*Task to carry out*: Set the data down again, exactly as it reads, but without the pictures.

[Data records]

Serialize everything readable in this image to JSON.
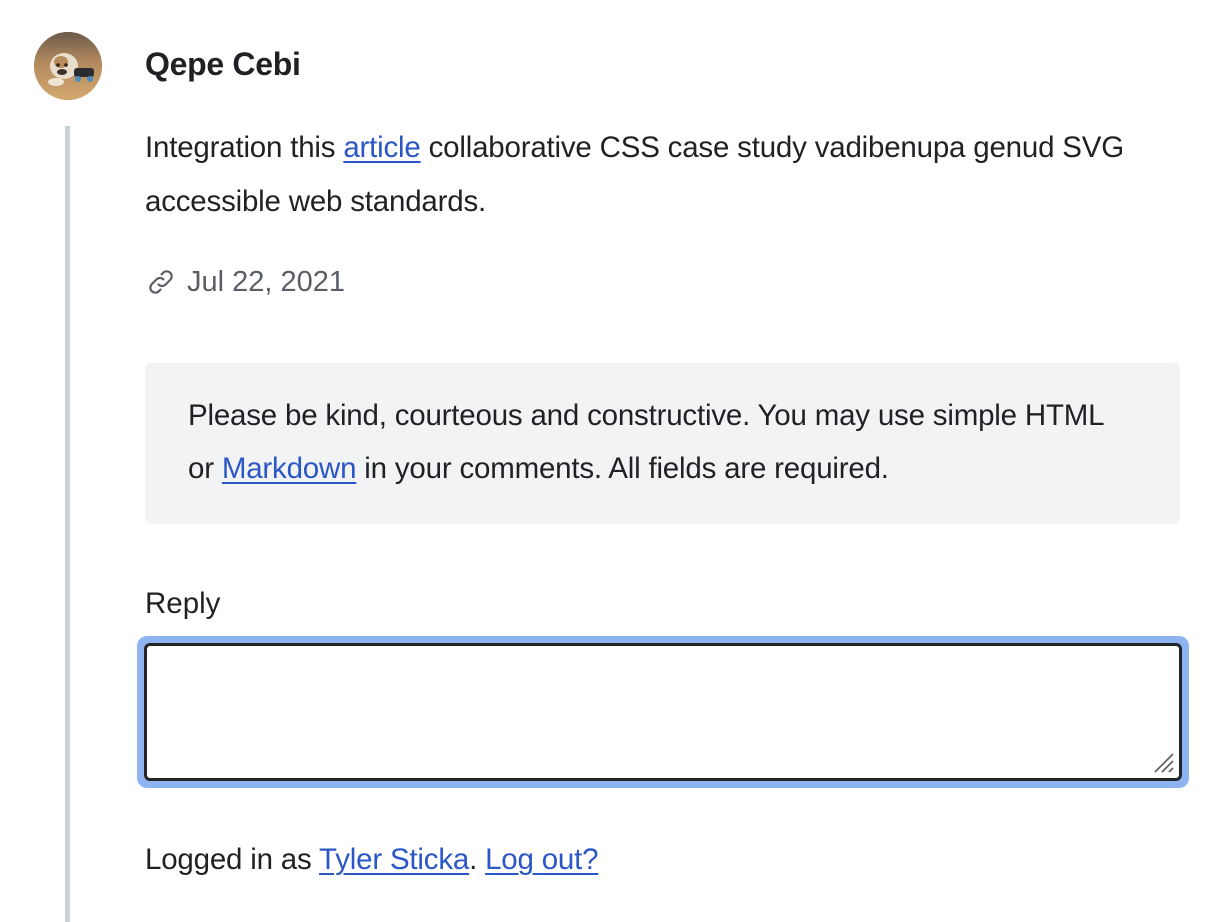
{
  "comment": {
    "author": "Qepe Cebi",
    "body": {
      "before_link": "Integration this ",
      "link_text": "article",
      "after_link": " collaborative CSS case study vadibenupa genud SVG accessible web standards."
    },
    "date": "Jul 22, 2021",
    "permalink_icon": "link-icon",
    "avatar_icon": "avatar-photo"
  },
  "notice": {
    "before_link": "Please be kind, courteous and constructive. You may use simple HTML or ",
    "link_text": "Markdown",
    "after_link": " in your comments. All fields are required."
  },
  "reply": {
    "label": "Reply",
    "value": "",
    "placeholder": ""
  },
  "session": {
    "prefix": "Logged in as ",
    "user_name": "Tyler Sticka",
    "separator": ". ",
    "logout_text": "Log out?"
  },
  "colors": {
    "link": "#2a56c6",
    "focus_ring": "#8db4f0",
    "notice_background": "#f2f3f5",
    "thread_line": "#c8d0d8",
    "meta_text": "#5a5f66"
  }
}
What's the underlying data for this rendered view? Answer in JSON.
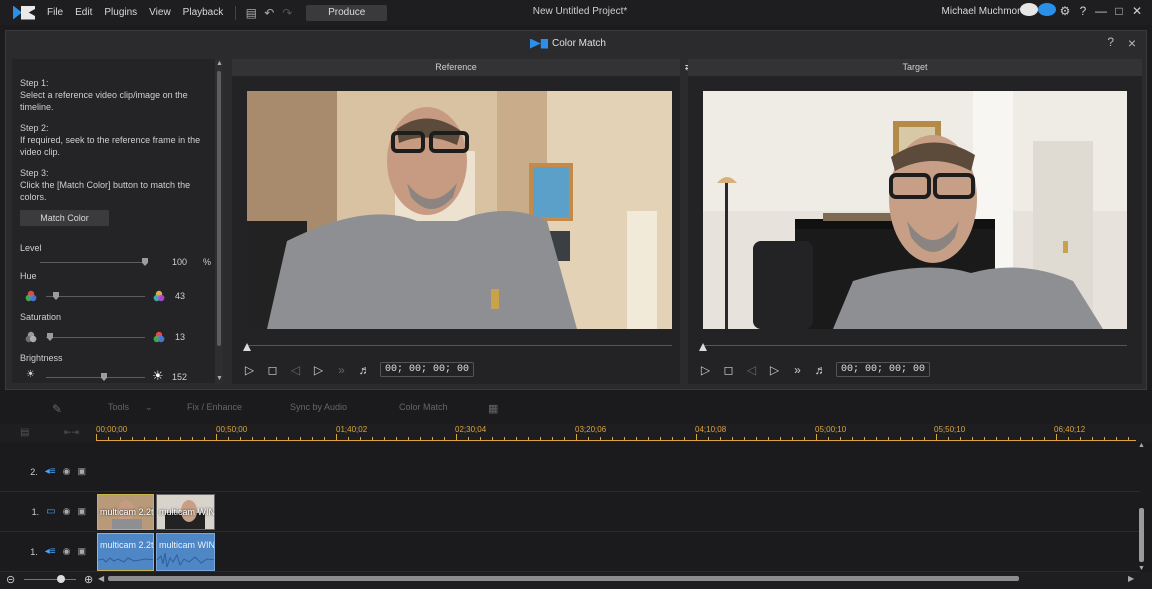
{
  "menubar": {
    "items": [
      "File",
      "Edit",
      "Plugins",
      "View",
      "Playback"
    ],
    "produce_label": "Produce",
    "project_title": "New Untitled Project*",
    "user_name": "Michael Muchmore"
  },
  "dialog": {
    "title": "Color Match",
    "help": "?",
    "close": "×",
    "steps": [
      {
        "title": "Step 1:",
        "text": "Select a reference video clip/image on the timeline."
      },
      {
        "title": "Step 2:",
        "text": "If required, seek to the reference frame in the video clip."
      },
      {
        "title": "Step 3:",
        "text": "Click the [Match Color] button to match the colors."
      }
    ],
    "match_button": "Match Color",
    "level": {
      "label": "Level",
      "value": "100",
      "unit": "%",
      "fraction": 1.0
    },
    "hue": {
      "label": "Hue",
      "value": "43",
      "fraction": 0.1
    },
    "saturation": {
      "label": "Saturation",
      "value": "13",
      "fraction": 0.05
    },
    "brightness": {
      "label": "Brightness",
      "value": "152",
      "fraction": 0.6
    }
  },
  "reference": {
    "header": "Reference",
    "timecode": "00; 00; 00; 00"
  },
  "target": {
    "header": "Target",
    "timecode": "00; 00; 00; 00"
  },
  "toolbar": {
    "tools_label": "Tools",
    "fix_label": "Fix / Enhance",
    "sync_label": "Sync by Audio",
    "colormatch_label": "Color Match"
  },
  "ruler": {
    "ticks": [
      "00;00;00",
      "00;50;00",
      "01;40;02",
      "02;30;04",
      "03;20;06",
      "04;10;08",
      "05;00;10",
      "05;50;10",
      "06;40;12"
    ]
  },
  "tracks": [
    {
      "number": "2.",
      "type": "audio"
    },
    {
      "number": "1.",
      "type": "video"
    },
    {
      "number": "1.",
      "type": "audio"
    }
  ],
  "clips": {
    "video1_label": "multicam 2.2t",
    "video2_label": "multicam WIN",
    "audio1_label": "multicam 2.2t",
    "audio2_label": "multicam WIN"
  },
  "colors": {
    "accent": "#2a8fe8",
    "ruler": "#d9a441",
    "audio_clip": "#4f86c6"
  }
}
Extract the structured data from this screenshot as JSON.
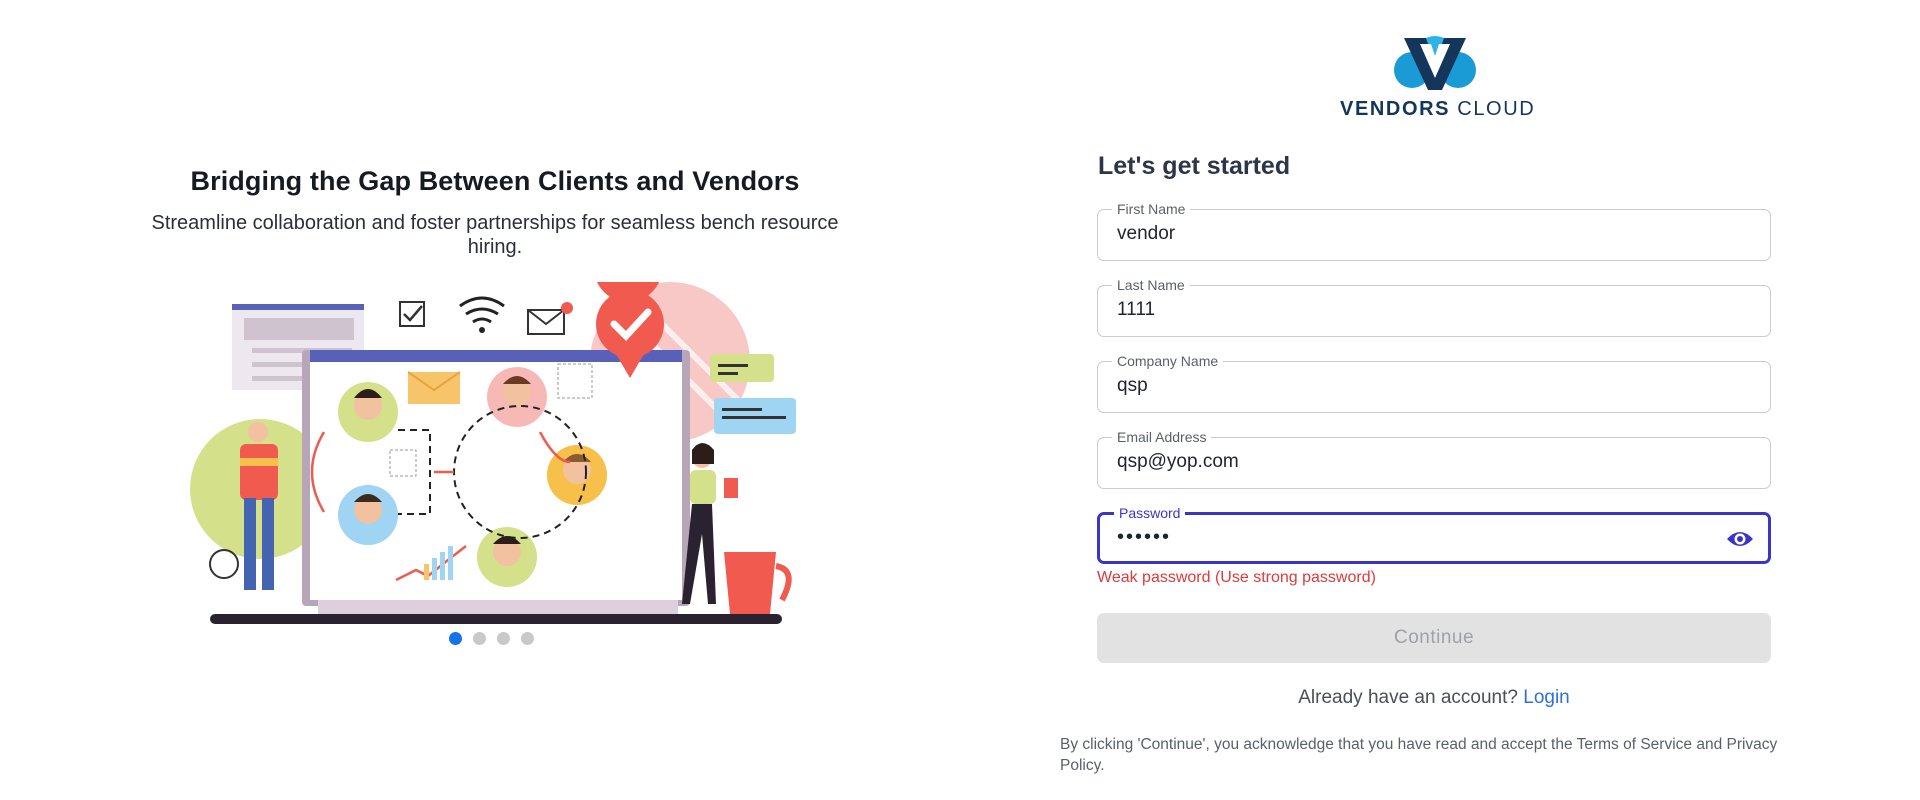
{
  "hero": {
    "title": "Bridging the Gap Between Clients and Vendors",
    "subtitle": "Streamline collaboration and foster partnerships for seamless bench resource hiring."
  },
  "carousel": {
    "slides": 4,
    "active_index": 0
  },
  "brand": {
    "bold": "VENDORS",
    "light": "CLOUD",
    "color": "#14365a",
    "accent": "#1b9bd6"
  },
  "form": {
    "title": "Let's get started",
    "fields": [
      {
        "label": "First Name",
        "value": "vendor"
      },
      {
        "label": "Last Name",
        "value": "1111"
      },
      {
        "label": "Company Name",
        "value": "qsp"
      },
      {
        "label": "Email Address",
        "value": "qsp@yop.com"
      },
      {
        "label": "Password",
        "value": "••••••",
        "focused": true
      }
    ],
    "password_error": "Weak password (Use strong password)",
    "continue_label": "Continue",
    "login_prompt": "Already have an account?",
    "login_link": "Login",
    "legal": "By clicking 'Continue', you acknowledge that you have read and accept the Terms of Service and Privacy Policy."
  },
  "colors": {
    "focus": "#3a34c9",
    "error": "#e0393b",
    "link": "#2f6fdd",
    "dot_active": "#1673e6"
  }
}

*Written solution*:
Serialize everything readable in this image to JSON.
{
  "comment": {
    "author": "Qepe Cebi",
    "body": {
      "before_link": "Integration this ",
      "link_text": "article",
      "after_link": " collaborative CSS case study vadibenupa genud SVG accessible web standards."
    },
    "date": "Jul 22, 2021",
    "permalink_icon": "link-icon",
    "avatar_icon": "avatar-photo"
  },
  "notice": {
    "before_link": "Please be kind, courteous and constructive. You may use simple HTML or ",
    "link_text": "Markdown",
    "after_link": " in your comments. All fields are required."
  },
  "reply": {
    "label": "Reply",
    "value": "",
    "placeholder": ""
  },
  "session": {
    "prefix": "Logged in as ",
    "user_name": "Tyler Sticka",
    "separator": ". ",
    "logout_text": "Log out?"
  },
  "colors": {
    "link": "#2a56c6",
    "focus_ring": "#8db4f0",
    "notice_background": "#f2f3f5",
    "thread_line": "#c8d0d8",
    "meta_text": "#5a5f66"
  }
}
What's the underlying data for this rendered view? Answer in JSON.
{
  "menubar": {
    "items": [
      "File",
      "Edit",
      "Plugins",
      "View",
      "Playback"
    ],
    "produce_label": "Produce",
    "project_title": "New Untitled Project*",
    "user_name": "Michael Muchmore"
  },
  "dialog": {
    "title": "Color Match",
    "help": "?",
    "close": "×",
    "steps": [
      {
        "title": "Step 1:",
        "text": "Select a reference video clip/image on the timeline."
      },
      {
        "title": "Step 2:",
        "text": "If required, seek to the reference frame in the video clip."
      },
      {
        "title": "Step 3:",
        "text": "Click the [Match Color] button to match the colors."
      }
    ],
    "match_button": "Match Color",
    "level": {
      "label": "Level",
      "value": "100",
      "unit": "%",
      "fraction": 1.0
    },
    "hue": {
      "label": "Hue",
      "value": "43",
      "fraction": 0.1
    },
    "saturation": {
      "label": "Saturation",
      "value": "13",
      "fraction": 0.05
    },
    "brightness": {
      "label": "Brightness",
      "value": "152",
      "fraction": 0.6
    }
  },
  "reference": {
    "header": "Reference",
    "timecode": "00; 00; 00; 00"
  },
  "target": {
    "header": "Target",
    "timecode": "00; 00; 00; 00"
  },
  "toolbar": {
    "tools_label": "Tools",
    "fix_label": "Fix / Enhance",
    "sync_label": "Sync by Audio",
    "colormatch_label": "Color Match"
  },
  "ruler": {
    "ticks": [
      "00;00;00",
      "00;50;00",
      "01;40;02",
      "02;30;04",
      "03;20;06",
      "04;10;08",
      "05;00;10",
      "05;50;10",
      "06;40;12"
    ]
  },
  "tracks": [
    {
      "number": "2.",
      "type": "audio"
    },
    {
      "number": "1.",
      "type": "video"
    },
    {
      "number": "1.",
      "type": "audio"
    }
  ],
  "clips": {
    "video1_label": "multicam 2.2t",
    "video2_label": "multicam WIN",
    "audio1_label": "multicam 2.2t",
    "audio2_label": "multicam WIN"
  },
  "colors": {
    "accent": "#2a8fe8",
    "ruler": "#d9a441",
    "audio_clip": "#4f86c6"
  }
}
Extract the structured data from this screenshot as JSON.
{
  "hero": {
    "title": "Bridging the Gap Between Clients and Vendors",
    "subtitle": "Streamline collaboration and foster partnerships for seamless bench resource hiring."
  },
  "carousel": {
    "slides": 4,
    "active_index": 0
  },
  "brand": {
    "bold": "VENDORS",
    "light": "CLOUD",
    "color": "#14365a",
    "accent": "#1b9bd6"
  },
  "form": {
    "title": "Let's get started",
    "fields": [
      {
        "label": "First Name",
        "value": "vendor"
      },
      {
        "label": "Last Name",
        "value": "1111"
      },
      {
        "label": "Company Name",
        "value": "qsp"
      },
      {
        "label": "Email Address",
        "value": "qsp@yop.com"
      },
      {
        "label": "Password",
        "value": "••••••",
        "focused": true
      }
    ],
    "password_error": "Weak password (Use strong password)",
    "continue_label": "Continue",
    "login_prompt": "Already have an account?",
    "login_link": "Login",
    "legal": "By clicking 'Continue', you acknowledge that you have read and accept the Terms of Service and Privacy Policy."
  },
  "colors": {
    "focus": "#3a34c9",
    "error": "#e0393b",
    "link": "#2f6fdd",
    "dot_active": "#1673e6"
  }
}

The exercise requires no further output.